Objective: Select every line below containing the word "ChatGPT".

[Collected data entries]

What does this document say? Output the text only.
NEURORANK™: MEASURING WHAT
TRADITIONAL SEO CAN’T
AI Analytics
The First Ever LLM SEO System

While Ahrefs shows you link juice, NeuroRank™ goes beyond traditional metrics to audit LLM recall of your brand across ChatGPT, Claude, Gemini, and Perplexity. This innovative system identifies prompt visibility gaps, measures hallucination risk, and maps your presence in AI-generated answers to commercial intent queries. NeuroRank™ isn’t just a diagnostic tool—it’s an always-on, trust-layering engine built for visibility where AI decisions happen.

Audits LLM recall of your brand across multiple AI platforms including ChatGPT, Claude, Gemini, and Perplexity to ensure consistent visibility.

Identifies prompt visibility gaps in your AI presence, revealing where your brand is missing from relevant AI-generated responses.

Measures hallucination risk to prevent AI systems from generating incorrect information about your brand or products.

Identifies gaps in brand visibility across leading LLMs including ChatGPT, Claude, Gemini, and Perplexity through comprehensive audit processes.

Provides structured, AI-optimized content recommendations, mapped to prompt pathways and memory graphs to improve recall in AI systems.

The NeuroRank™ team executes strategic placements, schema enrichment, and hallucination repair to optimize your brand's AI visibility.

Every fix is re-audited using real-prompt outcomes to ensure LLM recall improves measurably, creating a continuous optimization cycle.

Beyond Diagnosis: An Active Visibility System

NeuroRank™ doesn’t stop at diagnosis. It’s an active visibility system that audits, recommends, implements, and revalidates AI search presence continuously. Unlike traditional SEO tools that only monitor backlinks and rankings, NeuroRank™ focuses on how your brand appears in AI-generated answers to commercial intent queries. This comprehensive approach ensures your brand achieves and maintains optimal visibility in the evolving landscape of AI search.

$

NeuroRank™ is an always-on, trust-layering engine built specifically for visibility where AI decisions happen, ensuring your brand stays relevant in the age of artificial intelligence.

--

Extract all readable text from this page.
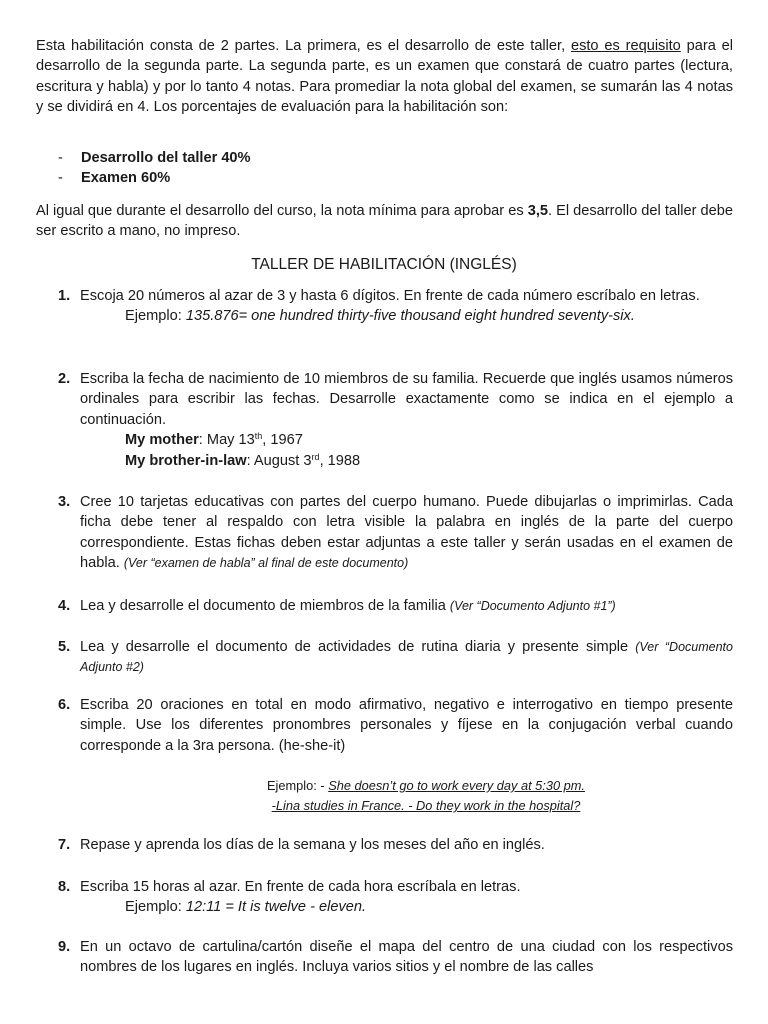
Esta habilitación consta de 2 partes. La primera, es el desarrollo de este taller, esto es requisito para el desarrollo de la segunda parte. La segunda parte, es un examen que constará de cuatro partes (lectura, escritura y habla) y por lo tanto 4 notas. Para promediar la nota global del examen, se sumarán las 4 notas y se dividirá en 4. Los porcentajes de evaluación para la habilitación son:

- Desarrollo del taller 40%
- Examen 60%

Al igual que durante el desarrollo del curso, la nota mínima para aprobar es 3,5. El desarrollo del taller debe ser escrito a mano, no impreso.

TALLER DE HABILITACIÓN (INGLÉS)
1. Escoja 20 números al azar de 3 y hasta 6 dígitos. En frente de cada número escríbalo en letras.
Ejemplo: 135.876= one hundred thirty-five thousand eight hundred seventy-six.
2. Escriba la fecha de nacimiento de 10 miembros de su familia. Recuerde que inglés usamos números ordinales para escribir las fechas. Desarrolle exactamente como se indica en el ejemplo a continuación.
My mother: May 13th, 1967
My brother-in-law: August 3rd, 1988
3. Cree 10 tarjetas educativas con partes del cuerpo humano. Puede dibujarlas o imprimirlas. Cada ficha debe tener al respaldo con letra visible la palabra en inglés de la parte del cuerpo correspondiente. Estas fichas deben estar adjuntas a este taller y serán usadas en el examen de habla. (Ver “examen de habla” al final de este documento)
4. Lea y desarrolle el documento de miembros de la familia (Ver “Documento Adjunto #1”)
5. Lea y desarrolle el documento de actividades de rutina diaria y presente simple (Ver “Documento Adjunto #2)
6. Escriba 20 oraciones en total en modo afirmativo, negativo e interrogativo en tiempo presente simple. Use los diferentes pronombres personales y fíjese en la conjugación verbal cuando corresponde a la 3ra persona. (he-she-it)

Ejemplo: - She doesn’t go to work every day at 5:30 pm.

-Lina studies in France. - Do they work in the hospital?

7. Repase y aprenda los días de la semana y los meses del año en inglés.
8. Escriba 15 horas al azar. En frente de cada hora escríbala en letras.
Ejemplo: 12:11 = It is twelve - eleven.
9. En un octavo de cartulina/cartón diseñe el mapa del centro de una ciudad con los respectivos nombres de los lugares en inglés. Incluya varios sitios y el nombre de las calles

Answer to this exercise:
While Ahrefs shows you link juice, NeuroRank™ goes beyond traditional metrics to audit LLM recall of your brand across ChatGPT, Claude, Gemini, and Perplexity. This innovative system identifies prompt visibility gaps, measures hallucination risk, and maps your presence in AI-generated answers to commercial intent queries. NeuroRank™ isn’t just a diagnostic tool—it’s an always-on, trust-layering engine built for visibility where AI decisions happen.
Audits LLM recall of your brand across multiple AI platforms including ChatGPT, Claude, Gemini, and Perplexity to ensure consistent visibility.
Identifies gaps in brand visibility across leading LLMs including ChatGPT, Claude, Gemini, and Perplexity through comprehensive audit processes.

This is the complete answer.